◆ STATED PROBLEM:
Below are entries to be transcribed exactly; exclude the pictures from the copy.

◆ DATA SUPPLIED:
──────

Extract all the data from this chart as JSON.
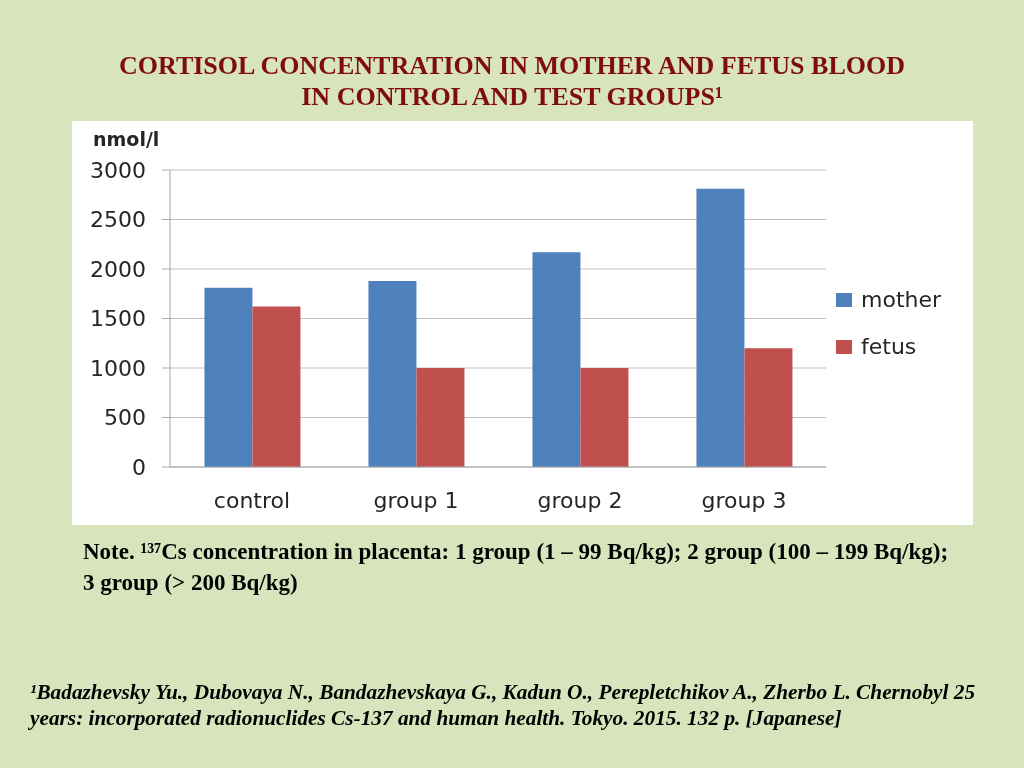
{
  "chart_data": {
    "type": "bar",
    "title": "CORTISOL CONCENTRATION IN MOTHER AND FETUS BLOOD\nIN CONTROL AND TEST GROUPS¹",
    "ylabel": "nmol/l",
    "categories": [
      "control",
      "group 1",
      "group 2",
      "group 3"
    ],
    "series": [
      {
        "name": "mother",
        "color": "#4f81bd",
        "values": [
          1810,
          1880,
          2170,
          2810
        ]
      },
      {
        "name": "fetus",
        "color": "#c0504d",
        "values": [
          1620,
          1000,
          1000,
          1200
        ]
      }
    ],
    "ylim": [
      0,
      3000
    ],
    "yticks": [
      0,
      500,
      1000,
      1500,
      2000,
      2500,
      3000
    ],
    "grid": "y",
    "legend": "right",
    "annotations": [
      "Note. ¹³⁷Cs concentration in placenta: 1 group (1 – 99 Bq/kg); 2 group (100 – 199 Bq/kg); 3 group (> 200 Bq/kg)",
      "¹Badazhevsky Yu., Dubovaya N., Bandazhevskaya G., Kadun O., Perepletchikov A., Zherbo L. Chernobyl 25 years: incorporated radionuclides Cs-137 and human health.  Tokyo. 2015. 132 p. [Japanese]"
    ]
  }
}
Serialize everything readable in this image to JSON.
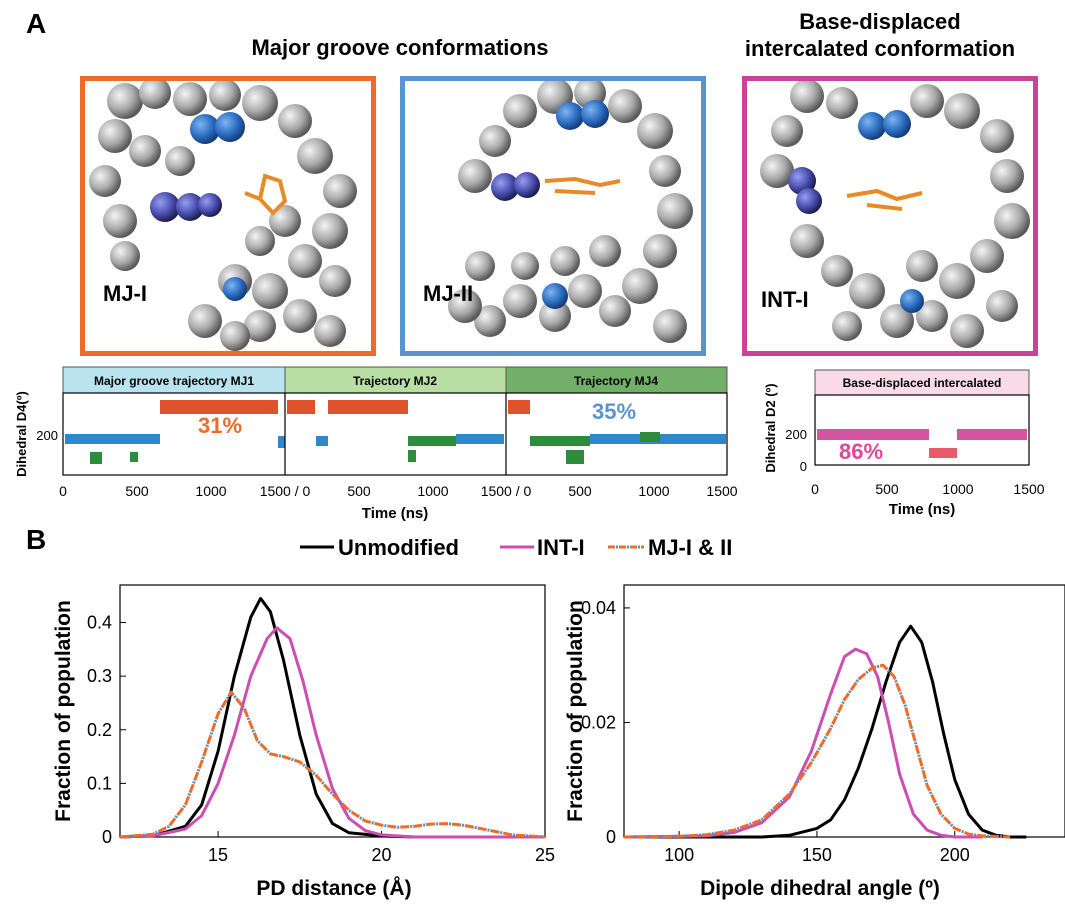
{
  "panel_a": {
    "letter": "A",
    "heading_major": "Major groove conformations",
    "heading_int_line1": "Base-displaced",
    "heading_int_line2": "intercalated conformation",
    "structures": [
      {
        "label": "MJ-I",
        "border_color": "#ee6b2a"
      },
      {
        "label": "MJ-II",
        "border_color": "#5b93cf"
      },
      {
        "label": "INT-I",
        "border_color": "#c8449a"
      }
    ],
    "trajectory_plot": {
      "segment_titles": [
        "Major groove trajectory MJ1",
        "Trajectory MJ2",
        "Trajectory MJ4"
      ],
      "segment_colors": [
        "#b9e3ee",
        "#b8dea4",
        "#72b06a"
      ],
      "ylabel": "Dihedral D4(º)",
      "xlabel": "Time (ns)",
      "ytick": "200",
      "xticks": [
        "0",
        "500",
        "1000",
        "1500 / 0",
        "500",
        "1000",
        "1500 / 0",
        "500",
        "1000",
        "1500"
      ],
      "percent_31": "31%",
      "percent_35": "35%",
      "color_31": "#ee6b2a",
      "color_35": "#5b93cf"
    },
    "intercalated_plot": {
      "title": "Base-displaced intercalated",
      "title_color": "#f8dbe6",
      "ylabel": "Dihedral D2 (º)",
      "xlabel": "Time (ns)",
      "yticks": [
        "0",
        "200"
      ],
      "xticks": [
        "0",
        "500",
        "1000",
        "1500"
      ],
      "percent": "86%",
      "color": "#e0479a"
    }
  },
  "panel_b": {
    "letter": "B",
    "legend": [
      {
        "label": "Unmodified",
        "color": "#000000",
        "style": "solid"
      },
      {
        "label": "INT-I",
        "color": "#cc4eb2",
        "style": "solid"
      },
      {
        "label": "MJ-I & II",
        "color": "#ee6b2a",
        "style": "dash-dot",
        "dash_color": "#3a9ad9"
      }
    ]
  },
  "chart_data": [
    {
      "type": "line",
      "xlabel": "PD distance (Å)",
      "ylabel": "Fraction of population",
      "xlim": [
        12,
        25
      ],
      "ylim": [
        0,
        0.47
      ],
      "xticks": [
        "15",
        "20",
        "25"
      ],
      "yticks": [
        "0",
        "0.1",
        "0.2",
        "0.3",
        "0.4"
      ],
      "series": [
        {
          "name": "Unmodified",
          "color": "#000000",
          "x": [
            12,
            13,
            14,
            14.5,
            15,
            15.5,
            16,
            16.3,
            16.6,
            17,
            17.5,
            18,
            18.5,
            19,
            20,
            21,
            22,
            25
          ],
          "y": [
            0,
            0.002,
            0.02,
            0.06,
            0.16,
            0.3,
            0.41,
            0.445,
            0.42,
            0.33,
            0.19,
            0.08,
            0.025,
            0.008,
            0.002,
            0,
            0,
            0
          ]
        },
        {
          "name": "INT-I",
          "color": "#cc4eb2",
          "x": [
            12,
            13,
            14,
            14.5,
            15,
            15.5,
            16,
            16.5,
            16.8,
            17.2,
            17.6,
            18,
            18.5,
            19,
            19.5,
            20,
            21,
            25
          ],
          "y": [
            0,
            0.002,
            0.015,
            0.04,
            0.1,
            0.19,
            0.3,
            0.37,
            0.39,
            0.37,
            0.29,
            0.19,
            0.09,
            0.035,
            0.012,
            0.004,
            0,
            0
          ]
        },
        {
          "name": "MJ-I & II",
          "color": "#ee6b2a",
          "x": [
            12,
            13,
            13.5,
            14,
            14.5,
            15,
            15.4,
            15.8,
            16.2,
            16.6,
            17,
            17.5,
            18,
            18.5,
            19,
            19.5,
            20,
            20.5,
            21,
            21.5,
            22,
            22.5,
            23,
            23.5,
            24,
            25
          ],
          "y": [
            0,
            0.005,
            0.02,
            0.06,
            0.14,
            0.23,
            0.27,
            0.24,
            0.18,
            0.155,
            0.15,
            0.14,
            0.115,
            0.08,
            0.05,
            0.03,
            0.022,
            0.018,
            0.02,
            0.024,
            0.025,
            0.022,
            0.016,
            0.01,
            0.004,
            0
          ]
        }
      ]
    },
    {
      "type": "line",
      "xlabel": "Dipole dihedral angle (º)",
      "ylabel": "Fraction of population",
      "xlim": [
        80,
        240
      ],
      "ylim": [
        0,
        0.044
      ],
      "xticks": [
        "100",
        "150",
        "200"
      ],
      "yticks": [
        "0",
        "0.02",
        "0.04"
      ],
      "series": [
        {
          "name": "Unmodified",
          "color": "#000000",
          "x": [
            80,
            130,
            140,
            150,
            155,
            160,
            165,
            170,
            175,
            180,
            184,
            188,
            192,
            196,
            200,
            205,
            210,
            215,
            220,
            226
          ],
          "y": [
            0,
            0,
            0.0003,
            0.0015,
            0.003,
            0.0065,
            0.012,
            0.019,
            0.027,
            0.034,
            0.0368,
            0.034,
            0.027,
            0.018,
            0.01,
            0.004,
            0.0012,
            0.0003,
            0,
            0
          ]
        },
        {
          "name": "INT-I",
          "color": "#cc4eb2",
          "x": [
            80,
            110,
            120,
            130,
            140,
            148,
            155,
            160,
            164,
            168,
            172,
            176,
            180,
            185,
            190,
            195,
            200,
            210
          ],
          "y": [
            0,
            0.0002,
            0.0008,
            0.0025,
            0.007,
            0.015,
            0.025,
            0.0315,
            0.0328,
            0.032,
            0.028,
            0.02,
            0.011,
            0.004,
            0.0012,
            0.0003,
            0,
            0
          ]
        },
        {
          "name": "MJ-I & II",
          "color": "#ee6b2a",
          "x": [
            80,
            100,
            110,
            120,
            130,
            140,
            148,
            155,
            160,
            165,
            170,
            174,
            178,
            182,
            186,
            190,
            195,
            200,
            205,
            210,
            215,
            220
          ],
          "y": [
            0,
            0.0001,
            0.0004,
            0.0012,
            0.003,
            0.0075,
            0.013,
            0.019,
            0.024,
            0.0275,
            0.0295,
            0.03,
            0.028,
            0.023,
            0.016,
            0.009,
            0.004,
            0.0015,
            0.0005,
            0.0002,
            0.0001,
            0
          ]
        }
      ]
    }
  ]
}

──────

◆ EXERCISE ANSWER:
Extract all the data from this chart as JSON.
{
  "chart_data": {
    "type": "bar",
    "title": "CORTISOL CONCENTRATION IN MOTHER AND FETUS BLOOD\nIN CONTROL AND TEST GROUPS¹",
    "ylabel": "nmol/l",
    "categories": [
      "control",
      "group 1",
      "group 2",
      "group 3"
    ],
    "series": [
      {
        "name": "mother",
        "color": "#4f81bd",
        "values": [
          1810,
          1880,
          2170,
          2810
        ]
      },
      {
        "name": "fetus",
        "color": "#c0504d",
        "values": [
          1620,
          1000,
          1000,
          1200
        ]
      }
    ],
    "ylim": [
      0,
      3000
    ],
    "yticks": [
      0,
      500,
      1000,
      1500,
      2000,
      2500,
      3000
    ],
    "grid": "y",
    "legend": "right",
    "annotations": [
      "Note. ¹³⁷Cs concentration in placenta: 1 group (1 – 99 Bq/kg); 2 group (100 – 199 Bq/kg); 3 group (> 200 Bq/kg)",
      "¹Badazhevsky Yu., Dubovaya N., Bandazhevskaya G., Kadun O., Perepletchikov A., Zherbo L. Chernobyl 25 years: incorporated radionuclides Cs-137 and human health.  Tokyo. 2015. 132 p. [Japanese]"
    ]
  }
}
Serialize everything readable in this image to JSON.
{
  "panel_a": {
    "letter": "A",
    "heading_major": "Major groove conformations",
    "heading_int_line1": "Base-displaced",
    "heading_int_line2": "intercalated conformation",
    "structures": [
      {
        "label": "MJ-I",
        "border_color": "#ee6b2a"
      },
      {
        "label": "MJ-II",
        "border_color": "#5b93cf"
      },
      {
        "label": "INT-I",
        "border_color": "#c8449a"
      }
    ],
    "trajectory_plot": {
      "segment_titles": [
        "Major groove trajectory MJ1",
        "Trajectory MJ2",
        "Trajectory MJ4"
      ],
      "segment_colors": [
        "#b9e3ee",
        "#b8dea4",
        "#72b06a"
      ],
      "ylabel": "Dihedral D4(º)",
      "xlabel": "Time (ns)",
      "ytick": "200",
      "xticks": [
        "0",
        "500",
        "1000",
        "1500 / 0",
        "500",
        "1000",
        "1500 / 0",
        "500",
        "1000",
        "1500"
      ],
      "percent_31": "31%",
      "percent_35": "35%",
      "color_31": "#ee6b2a",
      "color_35": "#5b93cf"
    },
    "intercalated_plot": {
      "title": "Base-displaced intercalated",
      "title_color": "#f8dbe6",
      "ylabel": "Dihedral D2 (º)",
      "xlabel": "Time (ns)",
      "yticks": [
        "0",
        "200"
      ],
      "xticks": [
        "0",
        "500",
        "1000",
        "1500"
      ],
      "percent": "86%",
      "color": "#e0479a"
    }
  },
  "panel_b": {
    "letter": "B",
    "legend": [
      {
        "label": "Unmodified",
        "color": "#000000",
        "style": "solid"
      },
      {
        "label": "INT-I",
        "color": "#cc4eb2",
        "style": "solid"
      },
      {
        "label": "MJ-I & II",
        "color": "#ee6b2a",
        "style": "dash-dot",
        "dash_color": "#3a9ad9"
      }
    ]
  },
  "chart_data": [
    {
      "type": "line",
      "xlabel": "PD distance (Å)",
      "ylabel": "Fraction of population",
      "xlim": [
        12,
        25
      ],
      "ylim": [
        0,
        0.47
      ],
      "xticks": [
        "15",
        "20",
        "25"
      ],
      "yticks": [
        "0",
        "0.1",
        "0.2",
        "0.3",
        "0.4"
      ],
      "series": [
        {
          "name": "Unmodified",
          "color": "#000000",
          "x": [
            12,
            13,
            14,
            14.5,
            15,
            15.5,
            16,
            16.3,
            16.6,
            17,
            17.5,
            18,
            18.5,
            19,
            20,
            21,
            22,
            25
          ],
          "y": [
            0,
            0.002,
            0.02,
            0.06,
            0.16,
            0.3,
            0.41,
            0.445,
            0.42,
            0.33,
            0.19,
            0.08,
            0.025,
            0.008,
            0.002,
            0,
            0,
            0
          ]
        },
        {
          "name": "INT-I",
          "color": "#cc4eb2",
          "x": [
            12,
            13,
            14,
            14.5,
            15,
            15.5,
            16,
            16.5,
            16.8,
            17.2,
            17.6,
            18,
            18.5,
            19,
            19.5,
            20,
            21,
            25
          ],
          "y": [
            0,
            0.002,
            0.015,
            0.04,
            0.1,
            0.19,
            0.3,
            0.37,
            0.39,
            0.37,
            0.29,
            0.19,
            0.09,
            0.035,
            0.012,
            0.004,
            0,
            0
          ]
        },
        {
          "name": "MJ-I & II",
          "color": "#ee6b2a",
          "x": [
            12,
            13,
            13.5,
            14,
            14.5,
            15,
            15.4,
            15.8,
            16.2,
            16.6,
            17,
            17.5,
            18,
            18.5,
            19,
            19.5,
            20,
            20.5,
            21,
            21.5,
            22,
            22.5,
            23,
            23.5,
            24,
            25
          ],
          "y": [
            0,
            0.005,
            0.02,
            0.06,
            0.14,
            0.23,
            0.27,
            0.24,
            0.18,
            0.155,
            0.15,
            0.14,
            0.115,
            0.08,
            0.05,
            0.03,
            0.022,
            0.018,
            0.02,
            0.024,
            0.025,
            0.022,
            0.016,
            0.01,
            0.004,
            0
          ]
        }
      ]
    },
    {
      "type": "line",
      "xlabel": "Dipole dihedral angle (º)",
      "ylabel": "Fraction of population",
      "xlim": [
        80,
        240
      ],
      "ylim": [
        0,
        0.044
      ],
      "xticks": [
        "100",
        "150",
        "200"
      ],
      "yticks": [
        "0",
        "0.02",
        "0.04"
      ],
      "series": [
        {
          "name": "Unmodified",
          "color": "#000000",
          "x": [
            80,
            130,
            140,
            150,
            155,
            160,
            165,
            170,
            175,
            180,
            184,
            188,
            192,
            196,
            200,
            205,
            210,
            215,
            220,
            226
          ],
          "y": [
            0,
            0,
            0.0003,
            0.0015,
            0.003,
            0.0065,
            0.012,
            0.019,
            0.027,
            0.034,
            0.0368,
            0.034,
            0.027,
            0.018,
            0.01,
            0.004,
            0.0012,
            0.0003,
            0,
            0
          ]
        },
        {
          "name": "INT-I",
          "color": "#cc4eb2",
          "x": [
            80,
            110,
            120,
            130,
            140,
            148,
            155,
            160,
            164,
            168,
            172,
            176,
            180,
            185,
            190,
            195,
            200,
            210
          ],
          "y": [
            0,
            0.0002,
            0.0008,
            0.0025,
            0.007,
            0.015,
            0.025,
            0.0315,
            0.0328,
            0.032,
            0.028,
            0.02,
            0.011,
            0.004,
            0.0012,
            0.0003,
            0,
            0
          ]
        },
        {
          "name": "MJ-I & II",
          "color": "#ee6b2a",
          "x": [
            80,
            100,
            110,
            120,
            130,
            140,
            148,
            155,
            160,
            165,
            170,
            174,
            178,
            182,
            186,
            190,
            195,
            200,
            205,
            210,
            215,
            220
          ],
          "y": [
            0,
            0.0001,
            0.0004,
            0.0012,
            0.003,
            0.0075,
            0.013,
            0.019,
            0.024,
            0.0275,
            0.0295,
            0.03,
            0.028,
            0.023,
            0.016,
            0.009,
            0.004,
            0.0015,
            0.0005,
            0.0002,
            0.0001,
            0
          ]
        }
      ]
    }
  ]
}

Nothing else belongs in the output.